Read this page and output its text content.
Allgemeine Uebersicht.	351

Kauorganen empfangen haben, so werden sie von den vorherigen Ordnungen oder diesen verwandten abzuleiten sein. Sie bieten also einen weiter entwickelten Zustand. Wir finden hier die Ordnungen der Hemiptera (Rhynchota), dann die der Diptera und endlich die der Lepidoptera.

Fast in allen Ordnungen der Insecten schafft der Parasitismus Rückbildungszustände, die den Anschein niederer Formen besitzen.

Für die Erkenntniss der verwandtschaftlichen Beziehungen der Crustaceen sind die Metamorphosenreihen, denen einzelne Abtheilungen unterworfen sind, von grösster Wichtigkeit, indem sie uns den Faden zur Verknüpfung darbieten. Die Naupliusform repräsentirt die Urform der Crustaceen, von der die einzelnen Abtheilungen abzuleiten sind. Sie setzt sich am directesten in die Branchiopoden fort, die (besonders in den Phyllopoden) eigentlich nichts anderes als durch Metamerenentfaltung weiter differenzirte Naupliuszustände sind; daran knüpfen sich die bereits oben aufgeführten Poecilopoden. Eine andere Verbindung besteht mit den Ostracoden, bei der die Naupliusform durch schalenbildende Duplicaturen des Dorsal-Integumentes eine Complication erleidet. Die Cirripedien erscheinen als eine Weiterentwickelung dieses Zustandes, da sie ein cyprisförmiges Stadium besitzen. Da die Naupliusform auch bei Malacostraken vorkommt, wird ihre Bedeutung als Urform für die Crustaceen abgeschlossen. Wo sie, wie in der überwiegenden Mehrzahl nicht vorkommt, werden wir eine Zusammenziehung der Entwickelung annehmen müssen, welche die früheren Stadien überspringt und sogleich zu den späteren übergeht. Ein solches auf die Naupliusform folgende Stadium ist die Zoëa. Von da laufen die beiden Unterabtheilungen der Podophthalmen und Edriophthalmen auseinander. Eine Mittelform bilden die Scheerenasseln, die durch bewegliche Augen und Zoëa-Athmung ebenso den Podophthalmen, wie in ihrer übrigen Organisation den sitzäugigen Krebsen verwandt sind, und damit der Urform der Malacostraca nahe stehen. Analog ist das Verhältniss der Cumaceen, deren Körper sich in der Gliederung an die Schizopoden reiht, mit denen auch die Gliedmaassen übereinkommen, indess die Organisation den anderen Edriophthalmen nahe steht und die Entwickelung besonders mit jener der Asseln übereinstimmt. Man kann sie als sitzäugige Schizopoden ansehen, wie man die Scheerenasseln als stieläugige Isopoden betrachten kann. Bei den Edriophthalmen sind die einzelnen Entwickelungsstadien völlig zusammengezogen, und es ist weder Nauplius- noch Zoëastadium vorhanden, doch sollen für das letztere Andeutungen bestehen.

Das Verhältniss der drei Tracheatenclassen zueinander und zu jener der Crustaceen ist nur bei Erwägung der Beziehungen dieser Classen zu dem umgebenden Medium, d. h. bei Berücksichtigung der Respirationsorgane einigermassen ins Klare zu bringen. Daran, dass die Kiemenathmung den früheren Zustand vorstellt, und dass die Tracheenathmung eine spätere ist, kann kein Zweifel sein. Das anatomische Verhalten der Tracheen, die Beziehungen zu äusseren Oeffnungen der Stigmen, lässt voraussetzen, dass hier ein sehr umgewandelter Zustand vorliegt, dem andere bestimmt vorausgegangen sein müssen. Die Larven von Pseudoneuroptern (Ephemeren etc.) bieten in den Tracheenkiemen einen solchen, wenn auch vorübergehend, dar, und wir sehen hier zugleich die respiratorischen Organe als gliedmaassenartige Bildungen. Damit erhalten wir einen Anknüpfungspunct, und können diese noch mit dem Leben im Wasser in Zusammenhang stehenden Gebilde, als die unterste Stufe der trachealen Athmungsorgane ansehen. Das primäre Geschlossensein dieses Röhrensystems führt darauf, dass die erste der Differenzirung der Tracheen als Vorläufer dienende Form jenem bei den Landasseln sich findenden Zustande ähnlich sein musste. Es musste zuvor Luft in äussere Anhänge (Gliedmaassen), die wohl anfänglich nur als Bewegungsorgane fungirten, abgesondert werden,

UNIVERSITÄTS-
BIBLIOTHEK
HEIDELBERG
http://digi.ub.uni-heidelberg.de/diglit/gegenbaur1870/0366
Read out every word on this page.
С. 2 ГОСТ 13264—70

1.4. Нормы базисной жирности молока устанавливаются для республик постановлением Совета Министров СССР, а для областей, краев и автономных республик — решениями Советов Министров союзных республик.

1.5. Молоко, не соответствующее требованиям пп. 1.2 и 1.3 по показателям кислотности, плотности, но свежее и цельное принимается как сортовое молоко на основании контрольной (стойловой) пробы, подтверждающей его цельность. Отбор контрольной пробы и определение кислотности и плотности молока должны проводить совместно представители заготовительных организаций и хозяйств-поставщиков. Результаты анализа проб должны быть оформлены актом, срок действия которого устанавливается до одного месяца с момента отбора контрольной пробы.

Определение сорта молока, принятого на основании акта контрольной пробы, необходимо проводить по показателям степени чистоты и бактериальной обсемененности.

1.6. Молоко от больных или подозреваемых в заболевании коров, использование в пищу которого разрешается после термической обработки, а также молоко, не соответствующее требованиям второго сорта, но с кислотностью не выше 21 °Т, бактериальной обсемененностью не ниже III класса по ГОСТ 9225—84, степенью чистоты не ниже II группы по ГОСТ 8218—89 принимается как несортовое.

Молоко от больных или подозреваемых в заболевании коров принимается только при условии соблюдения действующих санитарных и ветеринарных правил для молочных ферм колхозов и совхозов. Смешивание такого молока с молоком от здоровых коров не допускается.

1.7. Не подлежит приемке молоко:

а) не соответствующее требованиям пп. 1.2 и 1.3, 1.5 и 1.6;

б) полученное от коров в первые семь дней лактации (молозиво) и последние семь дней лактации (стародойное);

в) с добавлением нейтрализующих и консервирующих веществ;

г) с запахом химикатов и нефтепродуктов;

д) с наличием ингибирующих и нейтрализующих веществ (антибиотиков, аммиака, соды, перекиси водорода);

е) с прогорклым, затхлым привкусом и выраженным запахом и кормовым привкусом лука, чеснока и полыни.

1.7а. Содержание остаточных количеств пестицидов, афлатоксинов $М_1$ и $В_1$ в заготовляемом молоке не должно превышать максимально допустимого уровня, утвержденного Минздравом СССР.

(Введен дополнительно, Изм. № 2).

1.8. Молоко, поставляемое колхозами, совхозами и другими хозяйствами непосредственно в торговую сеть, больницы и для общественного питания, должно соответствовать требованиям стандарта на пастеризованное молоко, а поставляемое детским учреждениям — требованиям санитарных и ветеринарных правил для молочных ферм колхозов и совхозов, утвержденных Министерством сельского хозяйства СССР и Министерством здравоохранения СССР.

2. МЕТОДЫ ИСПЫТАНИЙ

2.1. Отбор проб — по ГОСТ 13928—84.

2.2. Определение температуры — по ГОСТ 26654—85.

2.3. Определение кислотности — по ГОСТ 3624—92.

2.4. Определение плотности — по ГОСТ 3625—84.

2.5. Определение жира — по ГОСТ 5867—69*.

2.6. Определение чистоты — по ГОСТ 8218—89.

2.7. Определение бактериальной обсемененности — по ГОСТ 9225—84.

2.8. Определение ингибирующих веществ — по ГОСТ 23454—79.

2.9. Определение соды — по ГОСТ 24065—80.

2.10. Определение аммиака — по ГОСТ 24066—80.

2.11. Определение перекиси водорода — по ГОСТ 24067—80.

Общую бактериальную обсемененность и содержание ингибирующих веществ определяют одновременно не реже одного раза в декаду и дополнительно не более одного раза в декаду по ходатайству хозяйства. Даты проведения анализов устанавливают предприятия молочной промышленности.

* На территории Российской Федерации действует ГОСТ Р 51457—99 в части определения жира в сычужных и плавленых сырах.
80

---------------

=== GOAL ===
Every line above should be printed again exactly as it stands.

=== OUTPUT BELOW ===
Read this page and output its text content.
Allgemeine Uebersicht.	351

Kauorganen empfangen haben, so werden sie von den vorherigen Ordnungen oder diesen verwandten abzuleiten sein. Sie bieten also einen weiter entwickelten Zustand. Wir finden hier die Ordnungen der Hemiptera (Rhynchota), dann die der Diptera und endlich die der Lepidoptera.

Fast in allen Ordnungen der Insecten schafft der Parasitismus Rückbildungszustände, die den Anschein niederer Formen besitzen.

Für die Erkenntniss der verwandtschaftlichen Beziehungen der Crustaceen sind die Metamorphosenreihen, denen einzelne Abtheilungen unterworfen sind, von grösster Wichtigkeit, indem sie uns den Faden zur Verknüpfung darbieten. Die Naupliusform repräsentirt die Urform der Crustaceen, von der die einzelnen Abtheilungen abzuleiten sind. Sie setzt sich am directesten in die Branchiopoden fort, die (besonders in den Phyllopoden) eigentlich nichts anderes als durch Metamerenentfaltung weiter differenzirte Naupliuszustände sind; daran knüpfen sich die bereits oben aufgeführten Poecilopoden. Eine andere Verbindung besteht mit den Ostracoden, bei der die Naupliusform durch schalenbildende Duplicaturen des Dorsal-Integumentes eine Complication erleidet. Die Cirripedien erscheinen als eine Weiterentwickelung dieses Zustandes, da sie ein cyprisförmiges Stadium besitzen. Da die Naupliusform auch bei Malacostraken vorkommt, wird ihre Bedeutung als Urform für die Crustaceen abgeschlossen. Wo sie, wie in der überwiegenden Mehrzahl nicht vorkommt, werden wir eine Zusammenziehung der Entwickelung annehmen müssen, welche die früheren Stadien überspringt und sogleich zu den späteren übergeht. Ein solches auf die Naupliusform folgende Stadium ist die Zoëa. Von da laufen die beiden Unterabtheilungen der Podophthalmen und Edriophthalmen auseinander. Eine Mittelform bilden die Scheerenasseln, die durch bewegliche Augen und Zoëa-Athmung ebenso den Podophthalmen, wie in ihrer übrigen Organisation den sitzäugigen Krebsen verwandt sind, und damit der Urform der Malacostraca nahe stehen. Analog ist das Verhältniss der Cumaceen, deren Körper sich in der Gliederung an die Schizopoden reiht, mit denen auch die Gliedmaassen übereinkommen, indess die Organisation den anderen Edriophthalmen nahe steht und die Entwickelung besonders mit jener der Asseln übereinstimmt. Man kann sie als sitzäugige Schizopoden ansehen, wie man die Scheerenasseln als stieläugige Isopoden betrachten kann. Bei den Edriophthalmen sind die einzelnen Entwickelungsstadien völlig zusammengezogen, und es ist weder Nauplius- noch Zoëastadium vorhanden, doch sollen für das letztere Andeutungen bestehen.

Das Verhältniss der drei Tracheatenclassen zueinander und zu jener der Crustaceen ist nur bei Erwägung der Beziehungen dieser Classen zu dem umgebenden Medium, d. h. bei Berücksichtigung der Respirationsorgane einigermassen ins Klare zu bringen. Daran, dass die Kiemenathmung den früheren Zustand vorstellt, und dass die Tracheenathmung eine spätere ist, kann kein Zweifel sein. Das anatomische Verhalten der Tracheen, die Beziehungen zu äusseren Oeffnungen der Stigmen, lässt voraussetzen, dass hier ein sehr umgewandelter Zustand vorliegt, dem andere bestimmt vorausgegangen sein müssen. Die Larven von Pseudoneuroptern (Ephemeren etc.) bieten in den Tracheenkiemen einen solchen, wenn auch vorübergehend, dar, und wir sehen hier zugleich die respiratorischen Organe als gliedmaassenartige Bildungen. Damit erhalten wir einen Anknüpfungspunct, und können diese noch mit dem Leben im Wasser in Zusammenhang stehenden Gebilde, als die unterste Stufe der trachealen Athmungsorgane ansehen. Das primäre Geschlossensein dieses Röhrensystems führt darauf, dass die erste der Differenzirung der Tracheen als Vorläufer dienende Form jenem bei den Landasseln sich findenden Zustande ähnlich sein musste. Es musste zuvor Luft in äussere Anhänge (Gliedmaassen), die wohl anfänglich nur als Bewegungsorgane fungirten, abgesondert werden,

UNIVERSITÄTS-
BIBLIOTHEK
HEIDELBERG
http://digi.ub.uni-heidelberg.de/diglit/gegenbaur1870/0366
Read out every word on this page.
С. 2 ГОСТ 13264—70

1.4. Нормы базисной жирности молока устанавливаются для республик постановлением Совета Министров СССР, а для областей, краев и автономных республик — решениями Советов Министров союзных республик.

1.5. Молоко, не соответствующее требованиям пп. 1.2 и 1.3 по показателям кислотности, плотности, но свежее и цельное принимается как сортовое молоко на основании контрольной (стойловой) пробы, подтверждающей его цельность. Отбор контрольной пробы и определение кислотности и плотности молока должны проводить совместно представители заготовительных организаций и хозяйств-поставщиков. Результаты анализа проб должны быть оформлены актом, срок действия которого устанавливается до одного месяца с момента отбора контрольной пробы.

Определение сорта молока, принятого на основании акта контрольной пробы, необходимо проводить по показателям степени чистоты и бактериальной обсемененности.

1.6. Молоко от больных или подозреваемых в заболевании коров, использование в пищу которого разрешается после термической обработки, а также молоко, не соответствующее требованиям второго сорта, но с кислотностью не выше 21 °Т, бактериальной обсемененностью не ниже III класса по ГОСТ 9225—84, степенью чистоты не ниже II группы по ГОСТ 8218—89 принимается как несортовое.

Молоко от больных или подозреваемых в заболевании коров принимается только при условии соблюдения действующих санитарных и ветеринарных правил для молочных ферм колхозов и совхозов. Смешивание такого молока с молоком от здоровых коров не допускается.

1.7. Не подлежит приемке молоко:

а) не соответствующее требованиям пп. 1.2 и 1.3, 1.5 и 1.6;

б) полученное от коров в первые семь дней лактации (молозиво) и последние семь дней лактации (стародойное);

в) с добавлением нейтрализующих и консервирующих веществ;

г) с запахом химикатов и нефтепродуктов;

д) с наличием ингибирующих и нейтрализующих веществ (антибиотиков, аммиака, соды, перекиси водорода);

е) с прогорклым, затхлым привкусом и выраженным запахом и кормовым привкусом лука, чеснока и полыни.

1.7а. Содержание остаточных количеств пестицидов, афлатоксинов $М_1$ и $В_1$ в заготовляемом молоке не должно превышать максимально допустимого уровня, утвержденного Минздравом СССР.

(Введен дополнительно, Изм. № 2).

1.8. Молоко, поставляемое колхозами, совхозами и другими хозяйствами непосредственно в торговую сеть, больницы и для общественного питания, должно соответствовать требованиям стандарта на пастеризованное молоко, а поставляемое детским учреждениям — требованиям санитарных и ветеринарных правил для молочных ферм колхозов и совхозов, утвержденных Министерством сельского хозяйства СССР и Министерством здравоохранения СССР.

2. МЕТОДЫ ИСПЫТАНИЙ

2.1. Отбор проб — по ГОСТ 13928—84.

2.2. Определение температуры — по ГОСТ 26654—85.

2.3. Определение кислотности — по ГОСТ 3624—92.

2.4. Определение плотности — по ГОСТ 3625—84.

2.5. Определение жира — по ГОСТ 5867—69*.

2.6. Определение чистоты — по ГОСТ 8218—89.

2.7. Определение бактериальной обсемененности — по ГОСТ 9225—84.

2.8. Определение ингибирующих веществ — по ГОСТ 23454—79.

2.9. Определение соды — по ГОСТ 24065—80.

2.10. Определение аммиака — по ГОСТ 24066—80.

2.11. Определение перекиси водорода — по ГОСТ 24067—80.

Общую бактериальную обсемененность и содержание ингибирующих веществ определяют одновременно не реже одного раза в декаду и дополнительно не более одного раза в декаду по ходатайству хозяйства. Даты проведения анализов устанавливают предприятия молочной промышленности.

* На территории Российской Федерации действует ГОСТ Р 51457—99 в части определения жира в сычужных и плавленых сырах.
80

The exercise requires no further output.